**GIVEN REQUEST:** In the bribery law passage, above what amount does offering commercial bribes under Article 164 count as a "huge" offense?

**SUPPLIED PASSAGE:**
The Interpretation also provides monetary thresholds for commercial bribery offenses under Articles 163 and 164 of the Criminal Law.  Under Article 163, accepting commercial bribes over CNY60,000 are considered "relatively large" offenses, and accepting bribes over CNY1 million are "huge" offenses. Under Article 164, offering commercial bribes over CNY60,000 are considered "relatively large" offenses, and offering bribes over CNY2 million are "huge" offenses.

3. Qualifying for Leniency Under Criminal Law

The 2015 amendments to Article 390 of the Criminal Law had seemingly restricted circumstances in which individuals might seek leniency for bribery violations, requiring that they play "a critical role in detecting a major case."  The Interpretation clarifies how individuals might qualify for such lenience by listing examples of assistance in major cases, including (i) providing new evidence not previously obtained for a major on-going case, (ii) providing evidence that helps officials detect a new major case, (iii) providing facts related to bribery which play critical role in evidence collection for on-going major case, or (iv) providing evidence that is critical to capturing a fugitive or illegally acquired assets/property in a major case.

4. Mandatory Monetary Penalties in Bribery Cases

The 2015 amendments to the Criminal Law also added mandatory monetary penalties to bribery convictions, and the Interpretation clarifies the amounts of such fines.  The Interpretation ties the amount of fines to the length of sentencing, with (i) fines of CNY100-500,000 for prison sentences of 3 years or less, (ii) fines of more than CNY200,000 but less than twice the amount of bribes/confiscated property when sentenced to between 3 and 10 years imprisonment, and (iii) fines of more than CNY500,000 but less than twice the amount of bribes/confiscated property where sentenced to between 10 years and life imprisonment.  Other convictions of bribery-related offenses without prison sentences shall pay fines of more than CNY100,000 but less than twice the relevant bribes.  While the Interpretation still provides for wide ranges of fines and thus leaves some discretion with officials, the Interpretation clarifies the ranges for such penalties and ties such them to prison sentences and the value of underlying bribes.

**STORED DATA:**
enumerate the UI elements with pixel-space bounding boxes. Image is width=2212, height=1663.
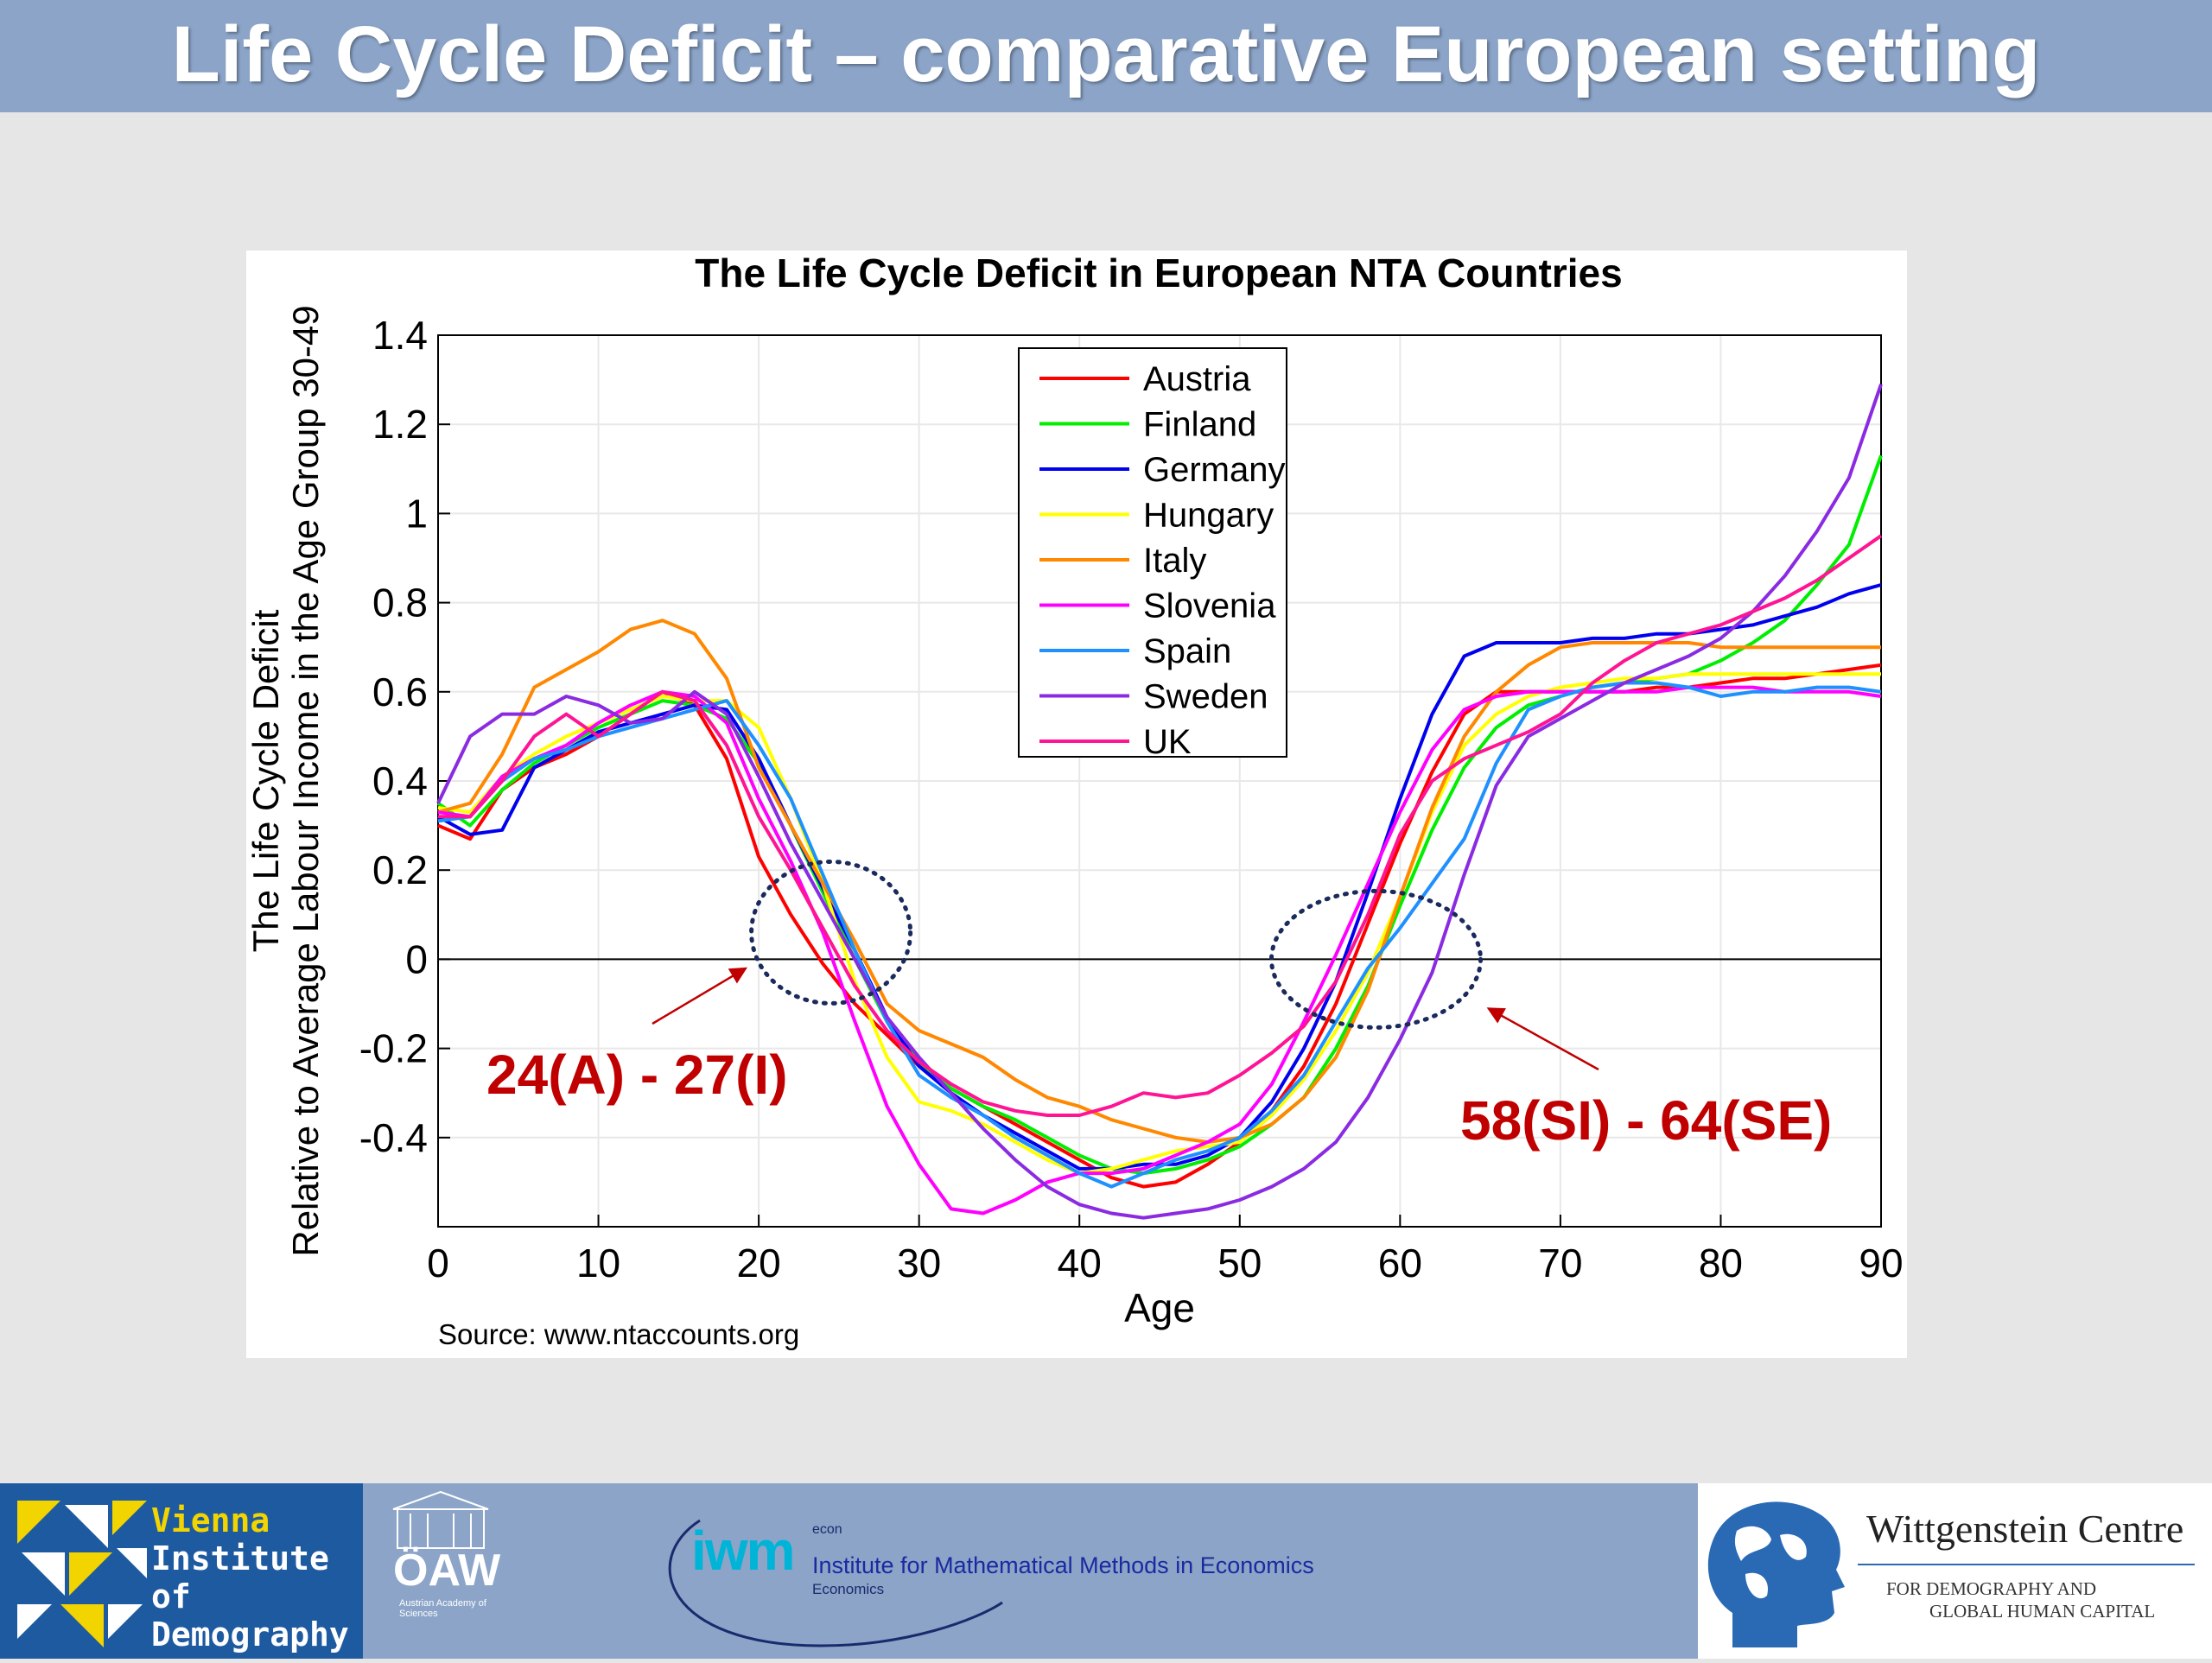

**RESPONSE TO THIS EXERCISE:** Over CNY2 million.